▶ [What is asked] Give all of the lines again, with nothing added or dropped.

-------- Records for the task --------

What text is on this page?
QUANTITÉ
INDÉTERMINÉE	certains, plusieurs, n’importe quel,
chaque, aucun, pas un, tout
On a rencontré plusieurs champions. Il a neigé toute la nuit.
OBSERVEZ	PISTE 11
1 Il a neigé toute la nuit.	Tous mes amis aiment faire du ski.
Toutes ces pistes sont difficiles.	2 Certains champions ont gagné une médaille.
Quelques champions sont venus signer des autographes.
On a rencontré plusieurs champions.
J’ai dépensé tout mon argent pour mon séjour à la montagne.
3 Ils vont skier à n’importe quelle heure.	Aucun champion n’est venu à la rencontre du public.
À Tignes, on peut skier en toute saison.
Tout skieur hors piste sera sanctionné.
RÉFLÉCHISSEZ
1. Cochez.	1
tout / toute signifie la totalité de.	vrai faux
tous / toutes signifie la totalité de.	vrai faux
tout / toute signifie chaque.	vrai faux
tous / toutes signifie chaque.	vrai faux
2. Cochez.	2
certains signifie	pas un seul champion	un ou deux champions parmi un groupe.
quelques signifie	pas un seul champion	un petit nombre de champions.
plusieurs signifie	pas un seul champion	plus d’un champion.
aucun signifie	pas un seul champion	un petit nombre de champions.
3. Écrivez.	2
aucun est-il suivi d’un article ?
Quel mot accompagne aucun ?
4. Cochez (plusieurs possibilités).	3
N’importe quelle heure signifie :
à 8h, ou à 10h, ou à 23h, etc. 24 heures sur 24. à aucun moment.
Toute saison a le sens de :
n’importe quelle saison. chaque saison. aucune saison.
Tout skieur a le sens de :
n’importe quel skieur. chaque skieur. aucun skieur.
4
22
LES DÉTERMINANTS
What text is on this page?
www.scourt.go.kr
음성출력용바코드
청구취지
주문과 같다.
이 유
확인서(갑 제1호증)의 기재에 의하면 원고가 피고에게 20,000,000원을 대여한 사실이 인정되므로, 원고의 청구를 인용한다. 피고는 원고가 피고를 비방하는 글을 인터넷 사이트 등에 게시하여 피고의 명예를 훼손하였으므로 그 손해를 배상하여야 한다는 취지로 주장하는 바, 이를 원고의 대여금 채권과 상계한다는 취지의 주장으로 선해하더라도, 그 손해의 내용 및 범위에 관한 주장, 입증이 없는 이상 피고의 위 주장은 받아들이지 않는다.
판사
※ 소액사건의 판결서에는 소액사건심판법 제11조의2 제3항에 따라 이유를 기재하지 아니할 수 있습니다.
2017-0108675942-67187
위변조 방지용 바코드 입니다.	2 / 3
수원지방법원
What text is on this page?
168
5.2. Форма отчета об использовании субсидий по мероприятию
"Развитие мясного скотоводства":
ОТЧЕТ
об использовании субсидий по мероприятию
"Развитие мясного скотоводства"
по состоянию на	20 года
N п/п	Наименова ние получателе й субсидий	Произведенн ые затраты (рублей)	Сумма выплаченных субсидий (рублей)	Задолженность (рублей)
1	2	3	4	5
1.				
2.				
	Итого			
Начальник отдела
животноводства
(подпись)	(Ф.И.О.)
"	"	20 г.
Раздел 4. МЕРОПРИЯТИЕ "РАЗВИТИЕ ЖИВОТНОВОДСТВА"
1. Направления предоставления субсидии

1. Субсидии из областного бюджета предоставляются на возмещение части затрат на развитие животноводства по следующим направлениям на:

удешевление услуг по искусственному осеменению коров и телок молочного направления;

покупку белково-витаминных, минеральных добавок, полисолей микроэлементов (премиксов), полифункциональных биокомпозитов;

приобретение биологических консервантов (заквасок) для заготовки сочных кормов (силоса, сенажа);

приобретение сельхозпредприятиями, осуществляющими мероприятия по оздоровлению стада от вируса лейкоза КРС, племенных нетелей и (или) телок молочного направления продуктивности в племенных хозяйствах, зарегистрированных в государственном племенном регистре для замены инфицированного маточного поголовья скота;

--------

▶ [Response]
What text is on this page?
QUANTITÉ
INDÉTERMINÉE	certains, plusieurs, n’importe quel,
chaque, aucun, pas un, tout
On a rencontré plusieurs champions. Il a neigé toute la nuit.
OBSERVEZ	PISTE 11
1 Il a neigé toute la nuit.	Tous mes amis aiment faire du ski.
Toutes ces pistes sont difficiles.	2 Certains champions ont gagné une médaille.
Quelques champions sont venus signer des autographes.
On a rencontré plusieurs champions.
J’ai dépensé tout mon argent pour mon séjour à la montagne.
3 Ils vont skier à n’importe quelle heure.	Aucun champion n’est venu à la rencontre du public.
À Tignes, on peut skier en toute saison.
Tout skieur hors piste sera sanctionné.
RÉFLÉCHISSEZ
1. Cochez.	1
tout / toute signifie la totalité de.	vrai faux
tous / toutes signifie la totalité de.	vrai faux
tout / toute signifie chaque.	vrai faux
tous / toutes signifie chaque.	vrai faux
2. Cochez.	2
certains signifie	pas un seul champion	un ou deux champions parmi un groupe.
quelques signifie	pas un seul champion	un petit nombre de champions.
plusieurs signifie	pas un seul champion	plus d’un champion.
aucun signifie	pas un seul champion	un petit nombre de champions.
3. Écrivez.	2
aucun est-il suivi d’un article ?
Quel mot accompagne aucun ?
4. Cochez (plusieurs possibilités).	3
N’importe quelle heure signifie :
à 8h, ou à 10h, ou à 23h, etc. 24 heures sur 24. à aucun moment.
Toute saison a le sens de :
n’importe quelle saison. chaque saison. aucune saison.
Tout skieur a le sens de :
n’importe quel skieur. chaque skieur. aucun skieur.
4
22
LES DÉTERMINANTS
What text is on this page?
www.scourt.go.kr
음성출력용바코드
청구취지
주문과 같다.
이 유
확인서(갑 제1호증)의 기재에 의하면 원고가 피고에게 20,000,000원을 대여한 사실이 인정되므로, 원고의 청구를 인용한다. 피고는 원고가 피고를 비방하는 글을 인터넷 사이트 등에 게시하여 피고의 명예를 훼손하였으므로 그 손해를 배상하여야 한다는 취지로 주장하는 바, 이를 원고의 대여금 채권과 상계한다는 취지의 주장으로 선해하더라도, 그 손해의 내용 및 범위에 관한 주장, 입증이 없는 이상 피고의 위 주장은 받아들이지 않는다.
판사
※ 소액사건의 판결서에는 소액사건심판법 제11조의2 제3항에 따라 이유를 기재하지 아니할 수 있습니다.
2017-0108675942-67187
위변조 방지용 바코드 입니다.	2 / 3
수원지방법원
What text is on this page?
168
5.2. Форма отчета об использовании субсидий по мероприятию
"Развитие мясного скотоводства":
ОТЧЕТ
об использовании субсидий по мероприятию
"Развитие мясного скотоводства"
по состоянию на	20 года
N п/п	Наименова ние получателе й субсидий	Произведенн ые затраты (рублей)	Сумма выплаченных субсидий (рублей)	Задолженность (рублей)
1	2	3	4	5
1.				
2.				
	Итого			
Начальник отдела
животноводства
(подпись)	(Ф.И.О.)
"	"	20 г.
Раздел 4. МЕРОПРИЯТИЕ "РАЗВИТИЕ ЖИВОТНОВОДСТВА"
1. Направления предоставления субсидии

1. Субсидии из областного бюджета предоставляются на возмещение части затрат на развитие животноводства по следующим направлениям на:

удешевление услуг по искусственному осеменению коров и телок молочного направления;

покупку белково-витаминных, минеральных добавок, полисолей микроэлементов (премиксов), полифункциональных биокомпозитов;

приобретение биологических консервантов (заквасок) для заготовки сочных кормов (силоса, сенажа);

приобретение сельхозпредприятиями, осуществляющими мероприятия по оздоровлению стада от вируса лейкоза КРС, племенных нетелей и (или) телок молочного направления продуктивности в племенных хозяйствах, зарегистрированных в государственном племенном регистре для замены инфицированного маточного поголовья скота;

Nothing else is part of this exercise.